Stored records:

++++++++++++++++++++

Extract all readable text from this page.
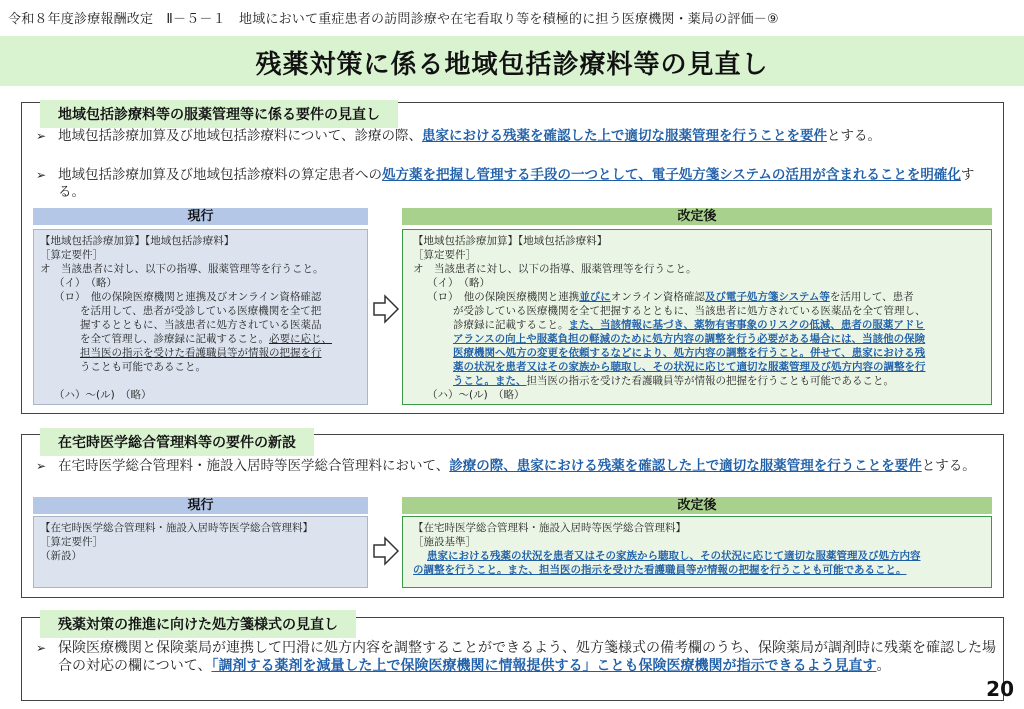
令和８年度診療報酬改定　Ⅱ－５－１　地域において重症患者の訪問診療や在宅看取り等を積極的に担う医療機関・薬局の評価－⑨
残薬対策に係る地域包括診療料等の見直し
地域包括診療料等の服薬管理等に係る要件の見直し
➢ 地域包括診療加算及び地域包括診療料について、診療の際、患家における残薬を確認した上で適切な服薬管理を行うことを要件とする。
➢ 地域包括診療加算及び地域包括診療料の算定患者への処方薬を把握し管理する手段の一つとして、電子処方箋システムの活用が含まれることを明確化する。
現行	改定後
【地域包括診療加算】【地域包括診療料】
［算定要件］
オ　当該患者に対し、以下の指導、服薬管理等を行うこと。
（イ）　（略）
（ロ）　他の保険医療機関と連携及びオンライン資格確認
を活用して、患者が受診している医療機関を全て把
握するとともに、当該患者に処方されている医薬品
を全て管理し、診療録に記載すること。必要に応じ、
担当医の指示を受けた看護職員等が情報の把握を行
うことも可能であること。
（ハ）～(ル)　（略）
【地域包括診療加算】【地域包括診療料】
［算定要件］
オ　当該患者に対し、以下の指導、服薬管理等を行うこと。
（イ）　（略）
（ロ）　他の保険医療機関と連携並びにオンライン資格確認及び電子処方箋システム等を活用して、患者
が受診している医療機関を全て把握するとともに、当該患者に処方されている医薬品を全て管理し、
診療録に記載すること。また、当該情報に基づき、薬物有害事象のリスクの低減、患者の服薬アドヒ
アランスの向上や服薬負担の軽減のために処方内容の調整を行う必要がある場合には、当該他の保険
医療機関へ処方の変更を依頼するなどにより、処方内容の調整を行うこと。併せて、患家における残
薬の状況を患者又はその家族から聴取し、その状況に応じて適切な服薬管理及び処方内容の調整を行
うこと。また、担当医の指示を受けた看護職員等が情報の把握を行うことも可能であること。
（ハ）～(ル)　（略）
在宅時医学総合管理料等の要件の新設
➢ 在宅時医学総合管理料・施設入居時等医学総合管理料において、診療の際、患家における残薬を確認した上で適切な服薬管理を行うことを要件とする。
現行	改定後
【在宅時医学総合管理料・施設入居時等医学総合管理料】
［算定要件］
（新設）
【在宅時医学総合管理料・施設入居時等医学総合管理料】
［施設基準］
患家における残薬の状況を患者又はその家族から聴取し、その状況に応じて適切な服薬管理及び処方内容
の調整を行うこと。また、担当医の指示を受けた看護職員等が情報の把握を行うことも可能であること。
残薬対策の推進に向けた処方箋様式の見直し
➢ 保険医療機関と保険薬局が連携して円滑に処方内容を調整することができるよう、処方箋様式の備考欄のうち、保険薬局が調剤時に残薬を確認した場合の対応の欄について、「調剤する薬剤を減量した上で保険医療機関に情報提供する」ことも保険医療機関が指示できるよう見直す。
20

++++++++++++++++++++

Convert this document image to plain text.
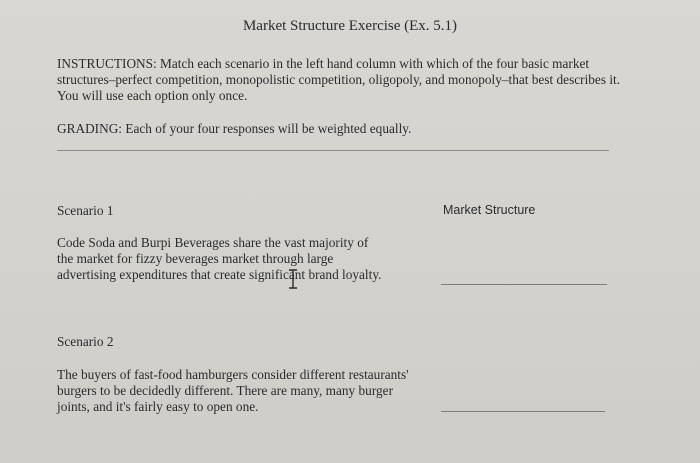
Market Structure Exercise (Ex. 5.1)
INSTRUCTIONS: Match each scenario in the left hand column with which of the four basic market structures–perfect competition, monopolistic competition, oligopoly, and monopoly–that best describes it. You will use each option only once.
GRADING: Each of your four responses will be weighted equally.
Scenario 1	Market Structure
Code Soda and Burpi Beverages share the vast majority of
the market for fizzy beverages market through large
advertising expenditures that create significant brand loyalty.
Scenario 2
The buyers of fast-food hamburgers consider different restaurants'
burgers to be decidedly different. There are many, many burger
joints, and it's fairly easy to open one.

++++++++++++++++++++

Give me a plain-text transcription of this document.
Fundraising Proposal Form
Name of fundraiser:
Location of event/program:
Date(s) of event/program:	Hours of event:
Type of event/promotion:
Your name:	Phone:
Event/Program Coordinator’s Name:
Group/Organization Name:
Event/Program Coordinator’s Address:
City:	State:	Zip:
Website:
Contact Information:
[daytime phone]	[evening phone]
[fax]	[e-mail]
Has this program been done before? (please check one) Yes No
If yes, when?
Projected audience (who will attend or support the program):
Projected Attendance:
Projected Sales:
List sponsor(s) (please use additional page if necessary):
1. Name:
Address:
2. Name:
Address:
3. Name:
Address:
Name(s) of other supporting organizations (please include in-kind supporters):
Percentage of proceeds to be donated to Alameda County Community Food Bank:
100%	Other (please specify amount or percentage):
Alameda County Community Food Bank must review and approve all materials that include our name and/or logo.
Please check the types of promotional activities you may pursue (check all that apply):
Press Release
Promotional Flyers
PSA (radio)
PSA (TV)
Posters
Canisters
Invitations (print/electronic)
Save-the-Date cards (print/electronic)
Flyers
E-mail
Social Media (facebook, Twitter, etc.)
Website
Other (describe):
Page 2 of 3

++++++++++++++++++++

Pick out each line containing the string "that" and copy it.

**ANSWER TO THIS TASK**:
INSTRUCTIONS: Match each scenario in the left hand column with which of the four basic market structures–perfect competition, monopolistic competition, oligopoly, and monopoly–that best describes it. You will use each option only once.
advertising expenditures that create significant brand loyalty.
Alameda County Community Food Bank must review and approve all materials that include our name and/or logo.
Please check the types of promotional activities you may pursue (check all that apply):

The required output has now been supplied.